TASK: Every line below that contains "symbol" is to be copied.

EXCERPTED DATA:
■ ■ ■ ■

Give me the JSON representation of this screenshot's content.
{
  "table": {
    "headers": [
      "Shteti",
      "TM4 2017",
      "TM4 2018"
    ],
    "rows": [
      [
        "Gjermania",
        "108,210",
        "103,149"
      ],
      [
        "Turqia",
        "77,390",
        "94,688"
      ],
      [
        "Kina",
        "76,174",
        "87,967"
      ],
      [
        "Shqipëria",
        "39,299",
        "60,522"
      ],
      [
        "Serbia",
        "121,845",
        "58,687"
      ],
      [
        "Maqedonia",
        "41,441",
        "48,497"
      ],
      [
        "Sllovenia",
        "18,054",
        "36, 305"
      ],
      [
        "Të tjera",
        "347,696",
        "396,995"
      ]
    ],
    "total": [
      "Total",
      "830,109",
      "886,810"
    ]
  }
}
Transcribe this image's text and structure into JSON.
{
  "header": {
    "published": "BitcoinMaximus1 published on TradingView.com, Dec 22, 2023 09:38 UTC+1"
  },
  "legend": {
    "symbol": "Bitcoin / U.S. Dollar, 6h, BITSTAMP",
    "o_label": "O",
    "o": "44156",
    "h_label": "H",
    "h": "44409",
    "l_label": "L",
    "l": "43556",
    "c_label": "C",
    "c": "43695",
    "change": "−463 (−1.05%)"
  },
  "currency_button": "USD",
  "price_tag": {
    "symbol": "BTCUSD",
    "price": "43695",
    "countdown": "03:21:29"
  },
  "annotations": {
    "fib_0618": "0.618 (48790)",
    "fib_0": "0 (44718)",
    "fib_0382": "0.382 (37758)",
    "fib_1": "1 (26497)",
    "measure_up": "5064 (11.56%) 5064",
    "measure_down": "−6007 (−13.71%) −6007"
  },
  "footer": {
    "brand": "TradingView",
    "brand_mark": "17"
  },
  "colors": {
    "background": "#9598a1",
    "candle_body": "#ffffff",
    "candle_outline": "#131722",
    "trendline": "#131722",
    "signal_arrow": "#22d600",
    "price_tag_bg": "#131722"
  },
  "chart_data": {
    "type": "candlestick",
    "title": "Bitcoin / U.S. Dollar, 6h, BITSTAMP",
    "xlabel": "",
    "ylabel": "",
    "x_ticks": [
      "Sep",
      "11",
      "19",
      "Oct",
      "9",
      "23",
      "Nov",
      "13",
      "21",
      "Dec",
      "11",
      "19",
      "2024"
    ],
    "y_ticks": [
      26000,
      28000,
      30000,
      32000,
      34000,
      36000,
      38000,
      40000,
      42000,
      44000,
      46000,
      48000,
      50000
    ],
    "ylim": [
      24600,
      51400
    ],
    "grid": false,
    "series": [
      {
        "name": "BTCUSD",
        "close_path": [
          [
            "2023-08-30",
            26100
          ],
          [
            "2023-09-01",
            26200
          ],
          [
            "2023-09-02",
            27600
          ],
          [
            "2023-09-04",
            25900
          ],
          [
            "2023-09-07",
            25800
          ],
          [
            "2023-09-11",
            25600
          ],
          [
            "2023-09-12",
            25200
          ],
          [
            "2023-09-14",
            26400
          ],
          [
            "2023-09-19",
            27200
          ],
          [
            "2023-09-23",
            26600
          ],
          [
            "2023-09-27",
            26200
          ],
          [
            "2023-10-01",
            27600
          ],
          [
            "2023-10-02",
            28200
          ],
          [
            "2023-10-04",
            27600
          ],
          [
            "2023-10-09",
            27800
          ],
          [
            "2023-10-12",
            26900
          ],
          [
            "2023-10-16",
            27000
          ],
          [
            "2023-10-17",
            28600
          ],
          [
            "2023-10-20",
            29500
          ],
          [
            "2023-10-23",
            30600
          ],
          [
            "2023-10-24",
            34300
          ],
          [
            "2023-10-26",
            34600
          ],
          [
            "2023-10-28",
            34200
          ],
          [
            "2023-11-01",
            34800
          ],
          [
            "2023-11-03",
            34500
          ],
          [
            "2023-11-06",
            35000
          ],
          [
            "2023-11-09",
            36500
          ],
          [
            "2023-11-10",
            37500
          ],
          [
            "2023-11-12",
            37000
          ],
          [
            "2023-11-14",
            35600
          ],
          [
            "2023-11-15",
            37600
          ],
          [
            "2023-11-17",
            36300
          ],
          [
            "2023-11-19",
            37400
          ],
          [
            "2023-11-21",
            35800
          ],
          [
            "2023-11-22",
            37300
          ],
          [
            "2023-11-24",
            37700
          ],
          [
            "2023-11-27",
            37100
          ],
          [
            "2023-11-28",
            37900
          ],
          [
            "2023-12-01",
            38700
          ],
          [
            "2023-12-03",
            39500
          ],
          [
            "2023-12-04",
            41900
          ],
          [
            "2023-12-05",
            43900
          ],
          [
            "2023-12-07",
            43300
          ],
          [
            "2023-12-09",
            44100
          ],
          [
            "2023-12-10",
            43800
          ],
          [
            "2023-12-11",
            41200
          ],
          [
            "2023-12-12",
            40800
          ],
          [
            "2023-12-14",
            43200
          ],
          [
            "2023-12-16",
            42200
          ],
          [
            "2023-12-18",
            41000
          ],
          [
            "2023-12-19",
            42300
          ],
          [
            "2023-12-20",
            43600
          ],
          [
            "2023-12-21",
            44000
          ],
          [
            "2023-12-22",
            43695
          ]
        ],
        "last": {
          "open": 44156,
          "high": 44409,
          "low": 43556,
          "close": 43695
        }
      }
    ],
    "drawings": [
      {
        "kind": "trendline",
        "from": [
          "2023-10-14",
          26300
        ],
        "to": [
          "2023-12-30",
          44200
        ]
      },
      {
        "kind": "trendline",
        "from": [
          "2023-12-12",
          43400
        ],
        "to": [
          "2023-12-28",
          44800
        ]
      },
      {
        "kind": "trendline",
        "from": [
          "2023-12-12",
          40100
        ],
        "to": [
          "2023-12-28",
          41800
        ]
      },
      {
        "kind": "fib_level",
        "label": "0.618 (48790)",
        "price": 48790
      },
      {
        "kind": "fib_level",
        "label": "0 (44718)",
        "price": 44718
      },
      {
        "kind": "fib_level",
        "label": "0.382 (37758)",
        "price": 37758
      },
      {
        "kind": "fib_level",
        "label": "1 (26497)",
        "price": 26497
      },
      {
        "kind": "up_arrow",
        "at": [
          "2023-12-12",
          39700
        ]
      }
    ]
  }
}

■ ■ ■ ■

WRITTEN SOLUTION:
    "symbol": "Bitcoin / U.S. Dollar, 6h, BITSTAMP",
    "symbol": "BTCUSD",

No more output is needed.